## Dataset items
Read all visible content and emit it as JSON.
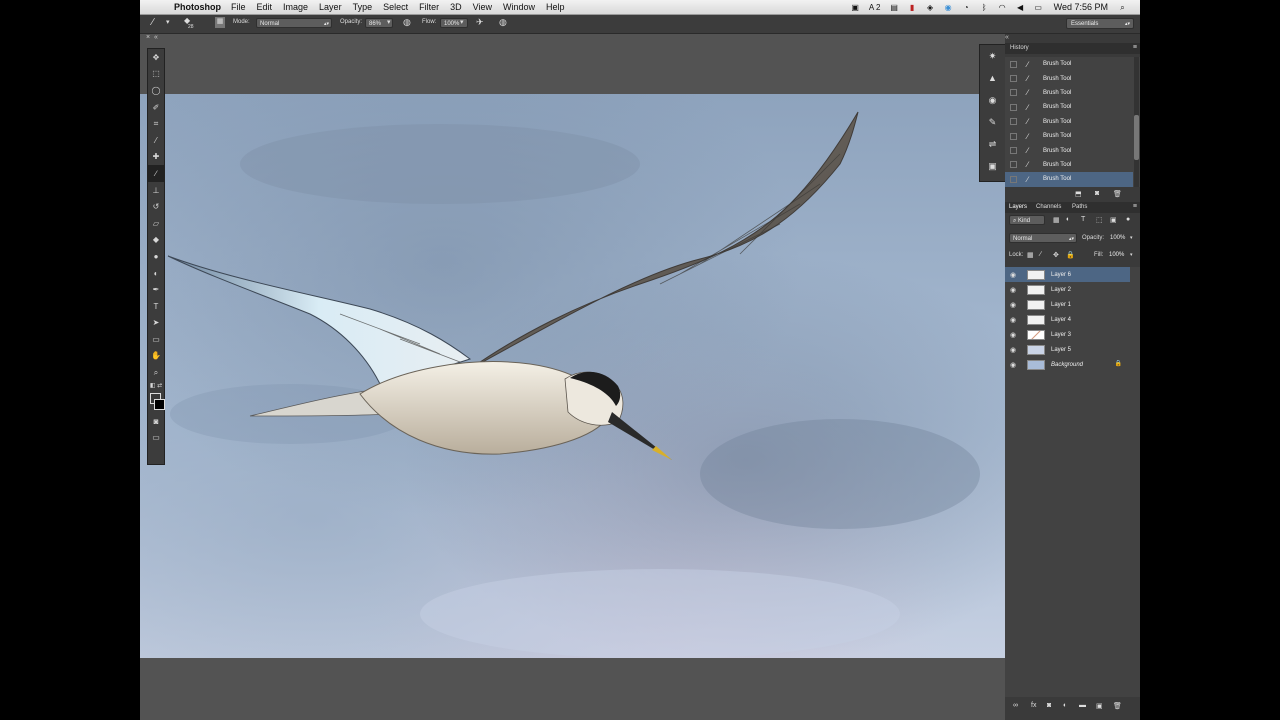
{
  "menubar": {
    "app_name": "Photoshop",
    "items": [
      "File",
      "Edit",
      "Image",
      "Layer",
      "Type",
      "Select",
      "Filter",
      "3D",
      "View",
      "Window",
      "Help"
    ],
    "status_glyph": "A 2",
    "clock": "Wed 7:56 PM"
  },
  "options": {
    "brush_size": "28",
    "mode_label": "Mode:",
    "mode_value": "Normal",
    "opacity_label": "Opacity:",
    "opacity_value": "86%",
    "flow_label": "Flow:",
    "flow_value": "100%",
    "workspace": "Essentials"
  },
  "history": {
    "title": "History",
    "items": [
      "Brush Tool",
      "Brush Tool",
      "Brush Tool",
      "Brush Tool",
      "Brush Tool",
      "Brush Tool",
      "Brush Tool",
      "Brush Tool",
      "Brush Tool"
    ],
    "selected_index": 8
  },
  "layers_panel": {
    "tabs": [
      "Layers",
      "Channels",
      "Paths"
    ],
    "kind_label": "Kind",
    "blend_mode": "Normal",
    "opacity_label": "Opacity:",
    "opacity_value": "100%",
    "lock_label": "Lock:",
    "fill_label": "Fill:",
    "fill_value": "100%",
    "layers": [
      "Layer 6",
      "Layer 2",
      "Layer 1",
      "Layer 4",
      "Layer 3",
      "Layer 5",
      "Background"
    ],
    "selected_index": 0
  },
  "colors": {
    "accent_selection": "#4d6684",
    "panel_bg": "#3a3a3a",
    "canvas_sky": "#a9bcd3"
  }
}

---

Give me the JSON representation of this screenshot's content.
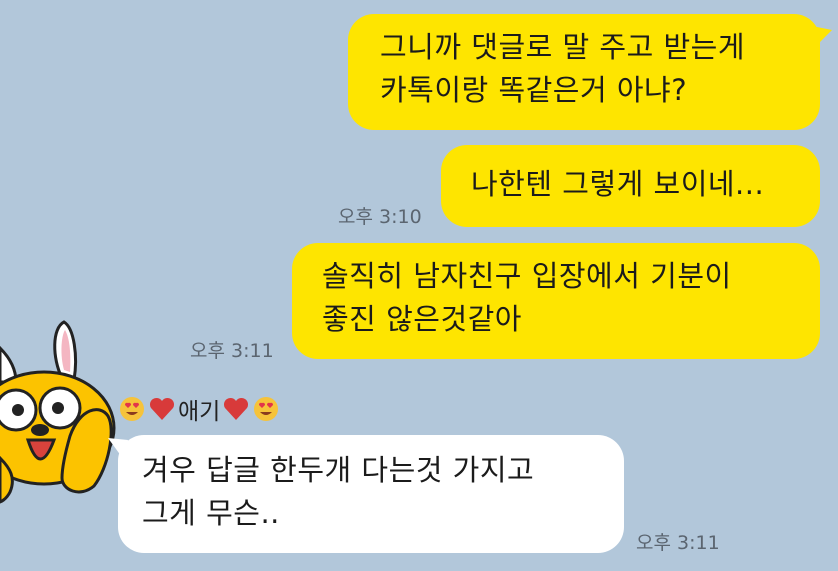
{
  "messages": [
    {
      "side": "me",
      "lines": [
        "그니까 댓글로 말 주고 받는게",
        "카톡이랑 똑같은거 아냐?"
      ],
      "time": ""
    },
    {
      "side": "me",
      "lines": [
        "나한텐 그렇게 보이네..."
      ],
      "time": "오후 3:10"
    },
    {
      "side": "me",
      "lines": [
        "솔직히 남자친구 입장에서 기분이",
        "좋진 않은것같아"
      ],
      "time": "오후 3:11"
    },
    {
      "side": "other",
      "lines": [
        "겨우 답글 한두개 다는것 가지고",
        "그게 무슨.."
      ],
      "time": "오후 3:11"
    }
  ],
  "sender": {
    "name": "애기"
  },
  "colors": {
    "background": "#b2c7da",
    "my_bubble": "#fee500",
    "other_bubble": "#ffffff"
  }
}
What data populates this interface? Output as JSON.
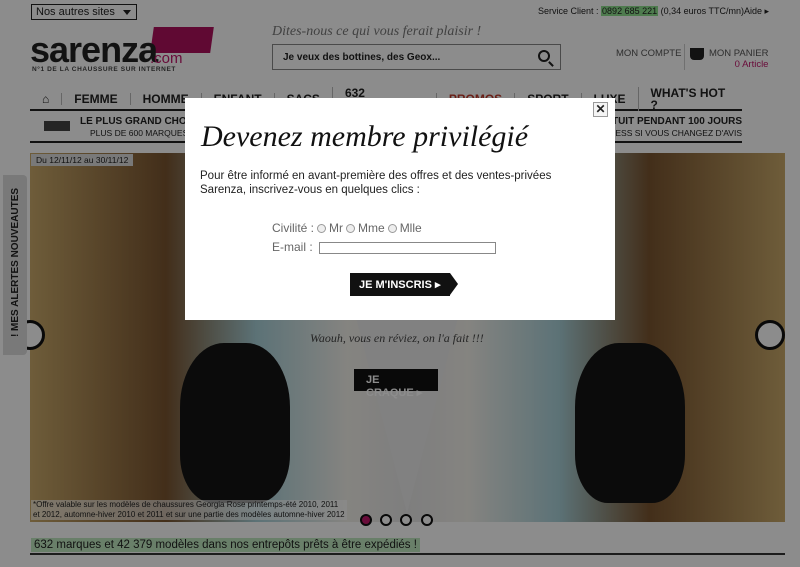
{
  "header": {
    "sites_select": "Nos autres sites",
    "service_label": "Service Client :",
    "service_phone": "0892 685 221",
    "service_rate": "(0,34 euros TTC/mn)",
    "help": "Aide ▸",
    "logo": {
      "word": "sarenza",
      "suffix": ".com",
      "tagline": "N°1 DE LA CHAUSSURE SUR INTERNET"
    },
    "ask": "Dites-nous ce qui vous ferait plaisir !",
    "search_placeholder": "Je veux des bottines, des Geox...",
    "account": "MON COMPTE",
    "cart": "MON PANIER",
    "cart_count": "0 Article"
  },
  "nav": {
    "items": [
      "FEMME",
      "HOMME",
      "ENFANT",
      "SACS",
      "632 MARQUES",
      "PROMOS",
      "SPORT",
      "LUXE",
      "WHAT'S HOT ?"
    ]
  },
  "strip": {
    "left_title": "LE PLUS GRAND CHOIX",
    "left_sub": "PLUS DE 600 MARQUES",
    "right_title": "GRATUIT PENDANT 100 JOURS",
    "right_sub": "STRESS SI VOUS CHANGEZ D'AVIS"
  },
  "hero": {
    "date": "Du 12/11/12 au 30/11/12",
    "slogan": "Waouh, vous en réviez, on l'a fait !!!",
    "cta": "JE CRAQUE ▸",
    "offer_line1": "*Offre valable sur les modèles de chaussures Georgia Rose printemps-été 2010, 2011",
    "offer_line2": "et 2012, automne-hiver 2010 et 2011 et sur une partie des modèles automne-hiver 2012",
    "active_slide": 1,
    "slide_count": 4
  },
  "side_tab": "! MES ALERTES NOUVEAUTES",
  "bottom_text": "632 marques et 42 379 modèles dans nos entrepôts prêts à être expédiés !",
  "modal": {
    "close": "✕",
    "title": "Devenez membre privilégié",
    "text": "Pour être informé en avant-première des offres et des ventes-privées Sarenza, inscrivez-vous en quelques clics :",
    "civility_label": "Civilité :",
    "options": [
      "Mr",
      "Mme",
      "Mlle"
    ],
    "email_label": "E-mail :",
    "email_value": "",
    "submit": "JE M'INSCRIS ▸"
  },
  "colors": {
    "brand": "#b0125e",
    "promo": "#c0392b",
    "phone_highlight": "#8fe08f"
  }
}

## Exercise objective
Search the entries for the word "content" and pick out every line that holds it.

## Right answer
Read all visible content and emit it as JSON.
Give me the JSON representation of this screenshot's content.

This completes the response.